(Work instructions)
Copy out the entries exactly. Print them in full.

(Records supplied)
[Start of Attachment]

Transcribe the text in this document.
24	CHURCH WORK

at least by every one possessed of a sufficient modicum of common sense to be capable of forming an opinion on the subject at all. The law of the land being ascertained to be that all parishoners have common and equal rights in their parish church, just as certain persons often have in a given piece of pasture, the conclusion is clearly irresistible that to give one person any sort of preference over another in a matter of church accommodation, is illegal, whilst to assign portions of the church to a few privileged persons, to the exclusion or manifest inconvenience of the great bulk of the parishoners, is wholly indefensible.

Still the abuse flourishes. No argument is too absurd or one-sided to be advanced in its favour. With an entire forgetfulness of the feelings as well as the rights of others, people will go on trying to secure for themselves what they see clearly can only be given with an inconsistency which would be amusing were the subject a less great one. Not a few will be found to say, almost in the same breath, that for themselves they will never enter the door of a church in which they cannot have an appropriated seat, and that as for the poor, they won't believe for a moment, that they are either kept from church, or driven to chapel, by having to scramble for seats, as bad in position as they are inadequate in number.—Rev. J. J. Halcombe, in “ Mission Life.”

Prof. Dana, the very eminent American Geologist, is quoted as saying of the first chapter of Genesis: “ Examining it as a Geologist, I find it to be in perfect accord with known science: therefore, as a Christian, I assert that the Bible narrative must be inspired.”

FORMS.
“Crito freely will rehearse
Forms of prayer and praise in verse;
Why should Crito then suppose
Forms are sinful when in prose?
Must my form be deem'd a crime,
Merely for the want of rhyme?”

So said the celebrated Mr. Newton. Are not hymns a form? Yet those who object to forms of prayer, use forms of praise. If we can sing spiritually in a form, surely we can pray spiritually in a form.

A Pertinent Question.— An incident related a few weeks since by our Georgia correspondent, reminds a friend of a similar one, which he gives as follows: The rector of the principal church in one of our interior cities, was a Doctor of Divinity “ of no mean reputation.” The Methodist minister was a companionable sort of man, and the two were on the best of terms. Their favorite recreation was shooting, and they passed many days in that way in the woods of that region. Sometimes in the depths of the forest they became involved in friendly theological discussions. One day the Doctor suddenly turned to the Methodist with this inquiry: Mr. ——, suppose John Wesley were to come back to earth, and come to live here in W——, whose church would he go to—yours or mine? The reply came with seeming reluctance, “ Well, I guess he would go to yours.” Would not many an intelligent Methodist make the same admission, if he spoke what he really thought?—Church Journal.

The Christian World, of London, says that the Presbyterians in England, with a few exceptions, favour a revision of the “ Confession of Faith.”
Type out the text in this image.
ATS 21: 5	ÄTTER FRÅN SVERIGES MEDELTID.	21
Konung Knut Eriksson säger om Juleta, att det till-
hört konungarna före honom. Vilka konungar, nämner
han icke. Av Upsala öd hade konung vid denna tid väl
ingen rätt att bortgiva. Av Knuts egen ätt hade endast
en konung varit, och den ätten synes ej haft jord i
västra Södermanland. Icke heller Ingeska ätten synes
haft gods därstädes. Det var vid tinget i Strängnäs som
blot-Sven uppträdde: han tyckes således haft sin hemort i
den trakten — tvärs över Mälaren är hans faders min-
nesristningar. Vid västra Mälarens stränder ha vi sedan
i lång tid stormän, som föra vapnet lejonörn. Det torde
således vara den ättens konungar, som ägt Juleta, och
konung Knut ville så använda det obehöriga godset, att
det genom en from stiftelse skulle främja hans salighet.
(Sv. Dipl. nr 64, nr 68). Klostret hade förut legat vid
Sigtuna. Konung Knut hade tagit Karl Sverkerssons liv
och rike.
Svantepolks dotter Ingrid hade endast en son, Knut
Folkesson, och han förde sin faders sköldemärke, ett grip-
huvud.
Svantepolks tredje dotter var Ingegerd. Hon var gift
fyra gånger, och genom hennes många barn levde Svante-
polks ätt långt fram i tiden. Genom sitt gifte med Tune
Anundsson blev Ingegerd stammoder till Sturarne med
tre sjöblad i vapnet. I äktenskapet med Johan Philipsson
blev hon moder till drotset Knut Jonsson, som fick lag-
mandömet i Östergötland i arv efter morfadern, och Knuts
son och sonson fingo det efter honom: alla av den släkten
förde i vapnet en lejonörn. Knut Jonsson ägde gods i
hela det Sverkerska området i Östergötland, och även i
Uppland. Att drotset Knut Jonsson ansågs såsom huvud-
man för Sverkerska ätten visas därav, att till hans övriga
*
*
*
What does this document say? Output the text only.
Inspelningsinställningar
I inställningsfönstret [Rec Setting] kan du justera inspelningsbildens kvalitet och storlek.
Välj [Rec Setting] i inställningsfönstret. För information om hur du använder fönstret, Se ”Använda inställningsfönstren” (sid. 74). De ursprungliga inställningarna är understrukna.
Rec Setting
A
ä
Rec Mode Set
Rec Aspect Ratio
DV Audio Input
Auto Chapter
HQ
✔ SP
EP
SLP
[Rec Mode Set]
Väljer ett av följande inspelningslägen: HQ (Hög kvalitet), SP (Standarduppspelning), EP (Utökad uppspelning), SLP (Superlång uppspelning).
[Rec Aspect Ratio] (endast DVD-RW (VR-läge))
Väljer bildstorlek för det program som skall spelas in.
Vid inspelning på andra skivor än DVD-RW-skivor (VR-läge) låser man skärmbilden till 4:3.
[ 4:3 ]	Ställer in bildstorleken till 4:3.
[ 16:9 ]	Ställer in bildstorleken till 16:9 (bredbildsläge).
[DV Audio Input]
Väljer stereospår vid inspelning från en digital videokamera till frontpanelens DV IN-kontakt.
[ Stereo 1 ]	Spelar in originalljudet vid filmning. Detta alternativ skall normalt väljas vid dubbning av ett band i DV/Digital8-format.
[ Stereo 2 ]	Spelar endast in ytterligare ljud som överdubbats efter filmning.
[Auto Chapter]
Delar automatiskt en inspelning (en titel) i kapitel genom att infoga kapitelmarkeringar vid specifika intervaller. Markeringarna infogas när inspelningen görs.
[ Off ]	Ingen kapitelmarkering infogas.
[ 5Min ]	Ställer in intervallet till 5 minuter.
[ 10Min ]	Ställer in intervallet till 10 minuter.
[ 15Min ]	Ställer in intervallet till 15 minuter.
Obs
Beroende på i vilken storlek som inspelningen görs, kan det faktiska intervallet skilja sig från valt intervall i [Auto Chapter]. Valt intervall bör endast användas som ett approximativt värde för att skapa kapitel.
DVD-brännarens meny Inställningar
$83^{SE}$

[End of Attachment]

(Answer area)
Transcribe the text in this document.
24	CHURCH WORK

at least by every one possessed of a sufficient modicum of common sense to be capable of forming an opinion on the subject at all. The law of the land being ascertained to be that all parishoners have common and equal rights in their parish church, just as certain persons often have in a given piece of pasture, the conclusion is clearly irresistible that to give one person any sort of preference over another in a matter of church accommodation, is illegal, whilst to assign portions of the church to a few privileged persons, to the exclusion or manifest inconvenience of the great bulk of the parishoners, is wholly indefensible.

Still the abuse flourishes. No argument is too absurd or one-sided to be advanced in its favour. With an entire forgetfulness of the feelings as well as the rights of others, people will go on trying to secure for themselves what they see clearly can only be given with an inconsistency which would be amusing were the subject a less great one. Not a few will be found to say, almost in the same breath, that for themselves they will never enter the door of a church in which they cannot have an appropriated seat, and that as for the poor, they won't believe for a moment, that they are either kept from church, or driven to chapel, by having to scramble for seats, as bad in position as they are inadequate in number.—Rev. J. J. Halcombe, in “ Mission Life.”

Prof. Dana, the very eminent American Geologist, is quoted as saying of the first chapter of Genesis: “ Examining it as a Geologist, I find it to be in perfect accord with known science: therefore, as a Christian, I assert that the Bible narrative must be inspired.”

FORMS.
“Crito freely will rehearse
Forms of prayer and praise in verse;
Why should Crito then suppose
Forms are sinful when in prose?
Must my form be deem'd a crime,
Merely for the want of rhyme?”

So said the celebrated Mr. Newton. Are not hymns a form? Yet those who object to forms of prayer, use forms of praise. If we can sing spiritually in a form, surely we can pray spiritually in a form.

A Pertinent Question.— An incident related a few weeks since by our Georgia correspondent, reminds a friend of a similar one, which he gives as follows: The rector of the principal church in one of our interior cities, was a Doctor of Divinity “ of no mean reputation.” The Methodist minister was a companionable sort of man, and the two were on the best of terms. Their favorite recreation was shooting, and they passed many days in that way in the woods of that region. Sometimes in the depths of the forest they became involved in friendly theological discussions. One day the Doctor suddenly turned to the Methodist with this inquiry: Mr. ——, suppose John Wesley were to come back to earth, and come to live here in W——, whose church would he go to—yours or mine? The reply came with seeming reluctance, “ Well, I guess he would go to yours.” Would not many an intelligent Methodist make the same admission, if he spoke what he really thought?—Church Journal.

The Christian World, of London, says that the Presbyterians in England, with a few exceptions, favour a revision of the “ Confession of Faith.”
Type out the text in this image.
ATS 21: 5	ÄTTER FRÅN SVERIGES MEDELTID.	21
Konung Knut Eriksson säger om Juleta, att det till-
hört konungarna före honom. Vilka konungar, nämner
han icke. Av Upsala öd hade konung vid denna tid väl
ingen rätt att bortgiva. Av Knuts egen ätt hade endast
en konung varit, och den ätten synes ej haft jord i
västra Södermanland. Icke heller Ingeska ätten synes
haft gods därstädes. Det var vid tinget i Strängnäs som
blot-Sven uppträdde: han tyckes således haft sin hemort i
den trakten — tvärs över Mälaren är hans faders min-
nesristningar. Vid västra Mälarens stränder ha vi sedan
i lång tid stormän, som föra vapnet lejonörn. Det torde
således vara den ättens konungar, som ägt Juleta, och
konung Knut ville så använda det obehöriga godset, att
det genom en from stiftelse skulle främja hans salighet.
(Sv. Dipl. nr 64, nr 68). Klostret hade förut legat vid
Sigtuna. Konung Knut hade tagit Karl Sverkerssons liv
och rike.
Svantepolks dotter Ingrid hade endast en son, Knut
Folkesson, och han förde sin faders sköldemärke, ett grip-
huvud.
Svantepolks tredje dotter var Ingegerd. Hon var gift
fyra gånger, och genom hennes många barn levde Svante-
polks ätt långt fram i tiden. Genom sitt gifte med Tune
Anundsson blev Ingegerd stammoder till Sturarne med
tre sjöblad i vapnet. I äktenskapet med Johan Philipsson
blev hon moder till drotset Knut Jonsson, som fick lag-
mandömet i Östergötland i arv efter morfadern, och Knuts
son och sonson fingo det efter honom: alla av den släkten
förde i vapnet en lejonörn. Knut Jonsson ägde gods i
hela det Sverkerska området i Östergötland, och även i
Uppland. Att drotset Knut Jonsson ansågs såsom huvud-
man för Sverkerska ätten visas därav, att till hans övriga
*
*
*
What does this document say? Output the text only.
Inspelningsinställningar
I inställningsfönstret [Rec Setting] kan du justera inspelningsbildens kvalitet och storlek.
Välj [Rec Setting] i inställningsfönstret. För information om hur du använder fönstret, Se ”Använda inställningsfönstren” (sid. 74). De ursprungliga inställningarna är understrukna.
Rec Setting
A
ä
Rec Mode Set
Rec Aspect Ratio
DV Audio Input
Auto Chapter
HQ
✔ SP
EP
SLP
[Rec Mode Set]
Väljer ett av följande inspelningslägen: HQ (Hög kvalitet), SP (Standarduppspelning), EP (Utökad uppspelning), SLP (Superlång uppspelning).
[Rec Aspect Ratio] (endast DVD-RW (VR-läge))
Väljer bildstorlek för det program som skall spelas in.
Vid inspelning på andra skivor än DVD-RW-skivor (VR-läge) låser man skärmbilden till 4:3.
[ 4:3 ]	Ställer in bildstorleken till 4:3.
[ 16:9 ]	Ställer in bildstorleken till 16:9 (bredbildsläge).
[DV Audio Input]
Väljer stereospår vid inspelning från en digital videokamera till frontpanelens DV IN-kontakt.
[ Stereo 1 ]	Spelar in originalljudet vid filmning. Detta alternativ skall normalt väljas vid dubbning av ett band i DV/Digital8-format.
[ Stereo 2 ]	Spelar endast in ytterligare ljud som överdubbats efter filmning.
[Auto Chapter]
Delar automatiskt en inspelning (en titel) i kapitel genom att infoga kapitelmarkeringar vid specifika intervaller. Markeringarna infogas när inspelningen görs.
[ Off ]	Ingen kapitelmarkering infogas.
[ 5Min ]	Ställer in intervallet till 5 minuter.
[ 10Min ]	Ställer in intervallet till 10 minuter.
[ 15Min ]	Ställer in intervallet till 15 minuter.
Obs
Beroende på i vilken storlek som inspelningen görs, kan det faktiska intervallet skilja sig från valt intervall i [Auto Chapter]. Valt intervall bör endast användas som ett approximativt värde för att skapa kapitel.
DVD-brännarens meny Inställningar
$83^{SE}$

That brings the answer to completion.